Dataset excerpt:
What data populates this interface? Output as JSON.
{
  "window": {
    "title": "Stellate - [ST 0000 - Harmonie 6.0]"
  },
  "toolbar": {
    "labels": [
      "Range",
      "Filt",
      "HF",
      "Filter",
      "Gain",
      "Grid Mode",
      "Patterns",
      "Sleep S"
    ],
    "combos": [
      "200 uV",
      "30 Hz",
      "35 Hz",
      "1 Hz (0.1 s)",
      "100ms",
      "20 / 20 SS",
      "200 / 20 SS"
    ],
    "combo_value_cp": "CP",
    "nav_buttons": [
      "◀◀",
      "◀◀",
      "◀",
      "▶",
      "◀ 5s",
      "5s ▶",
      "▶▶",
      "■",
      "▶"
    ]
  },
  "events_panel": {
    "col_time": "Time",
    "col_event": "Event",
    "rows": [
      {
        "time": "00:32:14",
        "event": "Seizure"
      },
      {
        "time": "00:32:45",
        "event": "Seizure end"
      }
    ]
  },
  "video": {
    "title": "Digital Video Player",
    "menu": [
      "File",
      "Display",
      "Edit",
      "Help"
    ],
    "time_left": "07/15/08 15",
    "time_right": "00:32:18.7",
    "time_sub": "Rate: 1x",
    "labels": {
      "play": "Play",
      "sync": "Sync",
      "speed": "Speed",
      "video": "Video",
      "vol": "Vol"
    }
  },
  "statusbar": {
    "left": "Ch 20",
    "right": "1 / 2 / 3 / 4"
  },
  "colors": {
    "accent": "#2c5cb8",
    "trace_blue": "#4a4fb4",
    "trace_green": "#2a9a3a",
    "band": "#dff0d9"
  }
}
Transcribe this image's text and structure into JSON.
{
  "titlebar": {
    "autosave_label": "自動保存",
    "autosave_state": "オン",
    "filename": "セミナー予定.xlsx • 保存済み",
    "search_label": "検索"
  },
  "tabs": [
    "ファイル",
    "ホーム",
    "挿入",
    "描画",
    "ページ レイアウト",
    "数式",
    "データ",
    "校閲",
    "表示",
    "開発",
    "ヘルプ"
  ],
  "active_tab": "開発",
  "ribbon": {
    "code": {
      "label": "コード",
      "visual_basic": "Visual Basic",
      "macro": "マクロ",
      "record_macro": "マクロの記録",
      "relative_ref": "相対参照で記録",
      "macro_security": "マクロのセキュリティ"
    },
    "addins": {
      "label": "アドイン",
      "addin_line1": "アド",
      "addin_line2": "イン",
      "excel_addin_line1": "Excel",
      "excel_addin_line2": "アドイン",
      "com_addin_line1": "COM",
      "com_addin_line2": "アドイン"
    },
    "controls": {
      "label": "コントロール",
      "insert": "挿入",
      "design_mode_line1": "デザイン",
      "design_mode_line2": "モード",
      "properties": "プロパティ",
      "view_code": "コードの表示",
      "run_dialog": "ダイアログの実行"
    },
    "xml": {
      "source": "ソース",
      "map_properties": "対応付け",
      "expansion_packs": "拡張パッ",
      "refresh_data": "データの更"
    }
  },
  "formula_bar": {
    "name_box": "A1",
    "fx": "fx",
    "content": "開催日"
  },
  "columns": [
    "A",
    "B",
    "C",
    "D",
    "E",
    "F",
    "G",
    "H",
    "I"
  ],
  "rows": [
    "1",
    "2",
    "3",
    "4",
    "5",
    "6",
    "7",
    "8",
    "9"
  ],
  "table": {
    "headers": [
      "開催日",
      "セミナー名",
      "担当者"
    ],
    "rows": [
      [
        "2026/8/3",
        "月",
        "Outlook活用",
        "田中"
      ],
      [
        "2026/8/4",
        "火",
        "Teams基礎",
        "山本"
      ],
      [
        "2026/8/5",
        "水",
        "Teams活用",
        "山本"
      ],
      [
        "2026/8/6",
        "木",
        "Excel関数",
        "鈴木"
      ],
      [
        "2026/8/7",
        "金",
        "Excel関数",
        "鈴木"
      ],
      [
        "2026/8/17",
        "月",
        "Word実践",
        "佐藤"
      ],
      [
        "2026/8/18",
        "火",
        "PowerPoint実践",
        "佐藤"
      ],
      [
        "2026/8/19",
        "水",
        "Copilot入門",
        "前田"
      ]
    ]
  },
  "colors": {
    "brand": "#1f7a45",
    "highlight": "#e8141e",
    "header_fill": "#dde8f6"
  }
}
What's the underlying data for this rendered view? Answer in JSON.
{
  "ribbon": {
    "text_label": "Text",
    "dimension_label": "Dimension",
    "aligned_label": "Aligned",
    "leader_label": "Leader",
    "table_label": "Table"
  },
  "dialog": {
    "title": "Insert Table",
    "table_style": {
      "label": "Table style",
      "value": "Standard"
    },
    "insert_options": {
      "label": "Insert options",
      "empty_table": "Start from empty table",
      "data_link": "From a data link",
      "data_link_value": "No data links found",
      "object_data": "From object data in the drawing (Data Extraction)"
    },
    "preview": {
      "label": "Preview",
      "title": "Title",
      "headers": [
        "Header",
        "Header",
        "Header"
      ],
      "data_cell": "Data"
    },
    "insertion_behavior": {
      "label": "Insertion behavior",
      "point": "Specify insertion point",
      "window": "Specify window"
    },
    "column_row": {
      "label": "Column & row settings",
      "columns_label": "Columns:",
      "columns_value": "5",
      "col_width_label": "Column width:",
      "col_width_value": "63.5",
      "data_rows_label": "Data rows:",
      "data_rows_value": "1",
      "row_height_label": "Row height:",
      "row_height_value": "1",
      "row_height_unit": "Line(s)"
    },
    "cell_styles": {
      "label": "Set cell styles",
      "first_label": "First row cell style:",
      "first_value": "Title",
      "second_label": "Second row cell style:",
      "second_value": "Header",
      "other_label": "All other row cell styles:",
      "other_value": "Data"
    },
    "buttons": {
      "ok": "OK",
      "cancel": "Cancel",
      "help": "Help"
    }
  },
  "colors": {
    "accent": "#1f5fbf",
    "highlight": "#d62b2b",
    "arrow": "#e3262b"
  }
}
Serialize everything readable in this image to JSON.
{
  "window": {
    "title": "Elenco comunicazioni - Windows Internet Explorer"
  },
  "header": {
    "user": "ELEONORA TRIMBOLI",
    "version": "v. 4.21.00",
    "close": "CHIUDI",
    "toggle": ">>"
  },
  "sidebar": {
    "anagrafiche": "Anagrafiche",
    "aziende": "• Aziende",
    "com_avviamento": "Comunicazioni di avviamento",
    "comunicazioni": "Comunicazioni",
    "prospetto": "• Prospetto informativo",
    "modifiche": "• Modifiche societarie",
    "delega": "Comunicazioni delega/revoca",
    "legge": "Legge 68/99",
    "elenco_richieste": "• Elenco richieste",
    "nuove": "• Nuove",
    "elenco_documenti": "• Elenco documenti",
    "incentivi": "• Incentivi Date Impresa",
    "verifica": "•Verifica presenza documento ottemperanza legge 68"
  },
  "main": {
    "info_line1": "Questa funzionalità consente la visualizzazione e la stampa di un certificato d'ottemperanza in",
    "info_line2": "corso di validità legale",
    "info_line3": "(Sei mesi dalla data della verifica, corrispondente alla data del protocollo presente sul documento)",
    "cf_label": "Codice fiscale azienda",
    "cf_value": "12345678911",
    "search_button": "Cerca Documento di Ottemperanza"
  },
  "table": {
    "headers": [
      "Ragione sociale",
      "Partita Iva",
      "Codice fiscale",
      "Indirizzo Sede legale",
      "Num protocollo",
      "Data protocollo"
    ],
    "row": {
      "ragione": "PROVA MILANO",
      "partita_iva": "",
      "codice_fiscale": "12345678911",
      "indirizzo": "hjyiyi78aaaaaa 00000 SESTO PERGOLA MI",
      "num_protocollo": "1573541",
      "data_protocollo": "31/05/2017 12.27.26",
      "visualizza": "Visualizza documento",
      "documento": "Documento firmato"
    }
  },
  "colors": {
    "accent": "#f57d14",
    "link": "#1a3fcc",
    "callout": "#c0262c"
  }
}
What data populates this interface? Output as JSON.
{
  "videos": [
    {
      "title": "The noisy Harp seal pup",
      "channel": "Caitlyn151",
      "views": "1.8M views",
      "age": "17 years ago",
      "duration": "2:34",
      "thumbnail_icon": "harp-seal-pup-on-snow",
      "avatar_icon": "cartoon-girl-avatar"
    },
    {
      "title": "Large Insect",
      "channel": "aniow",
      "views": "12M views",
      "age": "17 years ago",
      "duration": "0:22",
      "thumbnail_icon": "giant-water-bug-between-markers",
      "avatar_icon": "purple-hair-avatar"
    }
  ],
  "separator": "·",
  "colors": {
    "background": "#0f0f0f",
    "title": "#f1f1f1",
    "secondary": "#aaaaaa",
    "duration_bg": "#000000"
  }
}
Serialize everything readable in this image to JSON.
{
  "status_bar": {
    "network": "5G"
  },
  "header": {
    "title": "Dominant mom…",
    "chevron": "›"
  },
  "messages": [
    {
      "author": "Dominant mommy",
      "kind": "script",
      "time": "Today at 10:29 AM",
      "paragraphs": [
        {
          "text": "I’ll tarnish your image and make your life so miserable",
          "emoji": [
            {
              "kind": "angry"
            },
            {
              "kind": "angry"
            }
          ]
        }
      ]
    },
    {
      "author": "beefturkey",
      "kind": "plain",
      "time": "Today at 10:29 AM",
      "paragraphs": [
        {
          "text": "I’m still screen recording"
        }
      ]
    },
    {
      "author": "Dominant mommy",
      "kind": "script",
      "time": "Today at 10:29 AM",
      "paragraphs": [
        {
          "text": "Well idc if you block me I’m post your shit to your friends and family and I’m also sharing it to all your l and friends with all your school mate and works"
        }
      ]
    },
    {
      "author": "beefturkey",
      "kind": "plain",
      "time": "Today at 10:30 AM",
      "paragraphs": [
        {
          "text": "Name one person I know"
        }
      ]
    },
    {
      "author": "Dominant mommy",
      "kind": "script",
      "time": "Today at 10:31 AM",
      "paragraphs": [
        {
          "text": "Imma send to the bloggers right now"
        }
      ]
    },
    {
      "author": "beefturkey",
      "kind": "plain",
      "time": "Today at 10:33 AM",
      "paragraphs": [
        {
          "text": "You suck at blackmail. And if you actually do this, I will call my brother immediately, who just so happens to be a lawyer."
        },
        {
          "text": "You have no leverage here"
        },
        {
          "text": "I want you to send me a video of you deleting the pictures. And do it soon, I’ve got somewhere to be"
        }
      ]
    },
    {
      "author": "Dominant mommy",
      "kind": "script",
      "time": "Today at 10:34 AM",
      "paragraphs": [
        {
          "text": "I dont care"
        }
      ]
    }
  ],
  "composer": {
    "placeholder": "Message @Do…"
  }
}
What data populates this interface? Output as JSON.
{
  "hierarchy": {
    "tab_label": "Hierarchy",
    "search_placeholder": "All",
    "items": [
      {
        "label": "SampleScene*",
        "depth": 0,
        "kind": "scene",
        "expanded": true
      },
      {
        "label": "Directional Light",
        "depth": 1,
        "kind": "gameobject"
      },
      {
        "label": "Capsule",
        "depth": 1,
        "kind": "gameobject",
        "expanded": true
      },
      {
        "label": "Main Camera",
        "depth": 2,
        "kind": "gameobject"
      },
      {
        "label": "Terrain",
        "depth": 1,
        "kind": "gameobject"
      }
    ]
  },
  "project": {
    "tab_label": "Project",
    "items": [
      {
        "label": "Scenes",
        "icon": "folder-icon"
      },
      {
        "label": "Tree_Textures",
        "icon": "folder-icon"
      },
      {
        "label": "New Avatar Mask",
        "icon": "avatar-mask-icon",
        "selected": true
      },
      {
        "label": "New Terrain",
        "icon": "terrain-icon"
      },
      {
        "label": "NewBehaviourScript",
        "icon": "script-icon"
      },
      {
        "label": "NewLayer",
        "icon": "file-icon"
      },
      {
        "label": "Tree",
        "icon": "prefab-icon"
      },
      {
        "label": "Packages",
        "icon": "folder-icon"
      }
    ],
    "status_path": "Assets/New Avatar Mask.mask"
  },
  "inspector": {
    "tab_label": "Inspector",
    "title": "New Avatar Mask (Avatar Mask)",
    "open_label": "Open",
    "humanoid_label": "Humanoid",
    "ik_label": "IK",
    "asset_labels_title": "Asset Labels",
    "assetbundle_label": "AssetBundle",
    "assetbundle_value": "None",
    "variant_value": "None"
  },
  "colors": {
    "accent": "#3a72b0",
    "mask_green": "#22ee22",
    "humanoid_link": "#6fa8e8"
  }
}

*TO BE DONE:* List all lines where "send" occurs.

*SOLUTION FOR THIS PROBLEM:*
          "text": "Imma send to the bloggers right now"
          "text": "I want you to send me a video of you deleting the pictures. And do it soon, I’ve got somewhere to be"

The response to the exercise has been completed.